-- START --
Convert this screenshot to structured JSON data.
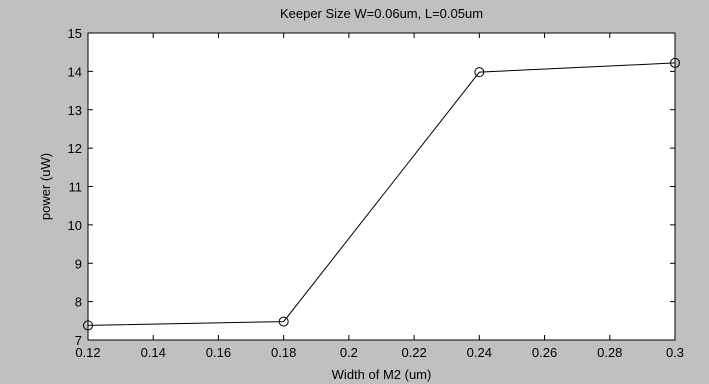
{
  "colors": {
    "figure_background": "#c0c0c0",
    "axes_background": "#ffffff",
    "line": "#000000"
  },
  "chart_data": {
    "type": "line",
    "title": "Keeper Size W=0.06um, L=0.05um",
    "xlabel": "Width of M2 (um)",
    "ylabel": "power (uW)",
    "xlim": [
      0.12,
      0.3
    ],
    "ylim": [
      7,
      15
    ],
    "xticks": [
      0.12,
      0.14,
      0.16,
      0.18,
      0.2,
      0.22,
      0.24,
      0.26,
      0.28,
      0.3
    ],
    "xtick_labels": [
      "0.12",
      "0.14",
      "0.16",
      "0.18",
      "0.2",
      "0.22",
      "0.24",
      "0.26",
      "0.28",
      "0.3"
    ],
    "yticks": [
      7,
      8,
      9,
      10,
      11,
      12,
      13,
      14,
      15
    ],
    "ytick_labels": [
      "7",
      "8",
      "9",
      "10",
      "11",
      "12",
      "13",
      "14",
      "15"
    ],
    "grid": false,
    "marker": "circle",
    "series": [
      {
        "x": [
          0.12,
          0.18,
          0.24,
          0.3
        ],
        "y": [
          7.38,
          7.48,
          13.98,
          14.22
        ]
      }
    ]
  }
}
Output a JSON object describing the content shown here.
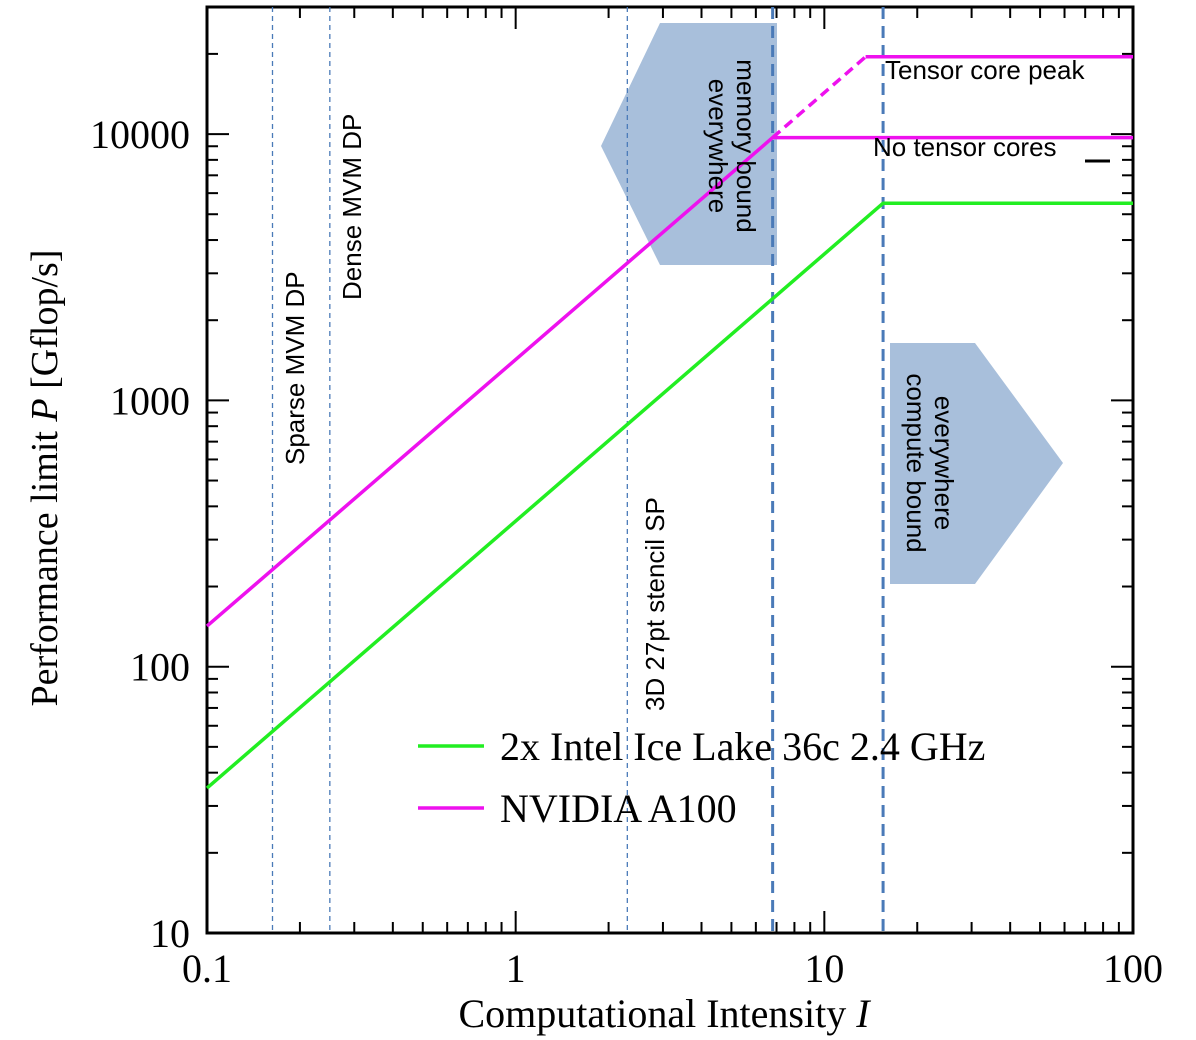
{
  "chart_data": {
    "type": "line",
    "title": "",
    "xlabel_text": "Computational Intensity ",
    "xlabel_var": "I",
    "ylabel_text": "Performance limit ",
    "ylabel_var": "P",
    "ylabel_unit": " [Gflop/s]",
    "xscale": "log",
    "yscale": "log",
    "xlim": [
      0.1,
      100
    ],
    "ylim": [
      10,
      30000
    ],
    "xticks": [
      {
        "value": 0.1,
        "label": "0.1"
      },
      {
        "value": 1,
        "label": "1"
      },
      {
        "value": 10,
        "label": "10"
      },
      {
        "value": 100,
        "label": "100"
      }
    ],
    "yticks": [
      {
        "value": 10,
        "label": "10"
      },
      {
        "value": 100,
        "label": "100"
      },
      {
        "value": 1000,
        "label": "1000"
      },
      {
        "value": 10000,
        "label": "10000"
      }
    ],
    "legend_position": "lower-right",
    "series": [
      {
        "name": "2x Intel Ice Lake 36c 2.4 GHz",
        "color": "#22ee22",
        "style": "solid",
        "x": [
          0.1,
          15.5,
          100
        ],
        "y": [
          35,
          5500,
          5500
        ]
      },
      {
        "name": "NVIDIA A100",
        "color": "#ee11ee",
        "style": "solid",
        "x": [
          0.1,
          6.8,
          100
        ],
        "y": [
          142,
          9700,
          9700
        ]
      },
      {
        "name": "",
        "color": "#ee11ee",
        "style": "dashed",
        "x": [
          6.8,
          13.6
        ],
        "y": [
          9700,
          19500
        ]
      },
      {
        "name": "",
        "color": "#ee11ee",
        "style": "solid",
        "x": [
          13.6,
          100
        ],
        "y": [
          19500,
          19500
        ]
      }
    ],
    "vlines": [
      {
        "x": 0.163,
        "label": "Sparse MVM DP",
        "style": "thin"
      },
      {
        "x": 0.25,
        "label": "Dense MVM DP",
        "style": "thin"
      },
      {
        "x": 2.3,
        "label": "3D 27pt stencil SP",
        "style": "thin"
      },
      {
        "x": 6.8,
        "label": "",
        "style": "thick"
      },
      {
        "x": 15.5,
        "label": "",
        "style": "thick"
      }
    ],
    "annotations": [
      {
        "text": "Tensor core peak"
      },
      {
        "text": "No tensor cores"
      }
    ],
    "arrows": [
      {
        "line1": "memory bound",
        "line2": "everywhere",
        "direction": "left"
      },
      {
        "line1": "compute bound",
        "line2": "everywhere",
        "direction": "right"
      }
    ],
    "colors": {
      "arrow_fill": "#a8bfdb",
      "vline": "#4a7ab8"
    }
  }
}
-- END --
» **Directions**: Print the full listing exactly, dropping the pictures.

» **Result for this task**:
Convert this screenshot to structured JSON data.
{
  "colors": {
    "figure_background": "#c0c0c0",
    "axes_background": "#ffffff",
    "line": "#000000"
  },
  "chart_data": {
    "type": "line",
    "title": "Keeper Size W=0.06um, L=0.05um",
    "xlabel": "Width of M2 (um)",
    "ylabel": "power (uW)",
    "xlim": [
      0.12,
      0.3
    ],
    "ylim": [
      7,
      15
    ],
    "xticks": [
      0.12,
      0.14,
      0.16,
      0.18,
      0.2,
      0.22,
      0.24,
      0.26,
      0.28,
      0.3
    ],
    "xtick_labels": [
      "0.12",
      "0.14",
      "0.16",
      "0.18",
      "0.2",
      "0.22",
      "0.24",
      "0.26",
      "0.28",
      "0.3"
    ],
    "yticks": [
      7,
      8,
      9,
      10,
      11,
      12,
      13,
      14,
      15
    ],
    "ytick_labels": [
      "7",
      "8",
      "9",
      "10",
      "11",
      "12",
      "13",
      "14",
      "15"
    ],
    "grid": false,
    "marker": "circle",
    "series": [
      {
        "x": [
          0.12,
          0.18,
          0.24,
          0.3
        ],
        "y": [
          7.38,
          7.48,
          13.98,
          14.22
        ]
      }
    ]
  }
}
Output a JSON object describing the content shown here.
{
  "chart_data": {
    "type": "line",
    "title": "",
    "xlabel_text": "Computational Intensity ",
    "xlabel_var": "I",
    "ylabel_text": "Performance limit ",
    "ylabel_var": "P",
    "ylabel_unit": " [Gflop/s]",
    "xscale": "log",
    "yscale": "log",
    "xlim": [
      0.1,
      100
    ],
    "ylim": [
      10,
      30000
    ],
    "xticks": [
      {
        "value": 0.1,
        "label": "0.1"
      },
      {
        "value": 1,
        "label": "1"
      },
      {
        "value": 10,
        "label": "10"
      },
      {
        "value": 100,
        "label": "100"
      }
    ],
    "yticks": [
      {
        "value": 10,
        "label": "10"
      },
      {
        "value": 100,
        "label": "100"
      },
      {
        "value": 1000,
        "label": "1000"
      },
      {
        "value": 10000,
        "label": "10000"
      }
    ],
    "legend_position": "lower-right",
    "series": [
      {
        "name": "2x Intel Ice Lake 36c 2.4 GHz",
        "color": "#22ee22",
        "style": "solid",
        "x": [
          0.1,
          15.5,
          100
        ],
        "y": [
          35,
          5500,
          5500
        ]
      },
      {
        "name": "NVIDIA A100",
        "color": "#ee11ee",
        "style": "solid",
        "x": [
          0.1,
          6.8,
          100
        ],
        "y": [
          142,
          9700,
          9700
        ]
      },
      {
        "name": "",
        "color": "#ee11ee",
        "style": "dashed",
        "x": [
          6.8,
          13.6
        ],
        "y": [
          9700,
          19500
        ]
      },
      {
        "name": "",
        "color": "#ee11ee",
        "style": "solid",
        "x": [
          13.6,
          100
        ],
        "y": [
          19500,
          19500
        ]
      }
    ],
    "vlines": [
      {
        "x": 0.163,
        "label": "Sparse MVM DP",
        "style": "thin"
      },
      {
        "x": 0.25,
        "label": "Dense MVM DP",
        "style": "thin"
      },
      {
        "x": 2.3,
        "label": "3D 27pt stencil SP",
        "style": "thin"
      },
      {
        "x": 6.8,
        "label": "",
        "style": "thick"
      },
      {
        "x": 15.5,
        "label": "",
        "style": "thick"
      }
    ],
    "annotations": [
      {
        "text": "Tensor core peak"
      },
      {
        "text": "No tensor cores"
      }
    ],
    "arrows": [
      {
        "line1": "memory bound",
        "line2": "everywhere",
        "direction": "left"
      },
      {
        "line1": "compute bound",
        "line2": "everywhere",
        "direction": "right"
      }
    ],
    "colors": {
      "arrow_fill": "#a8bfdb",
      "vline": "#4a7ab8"
    }
  }
}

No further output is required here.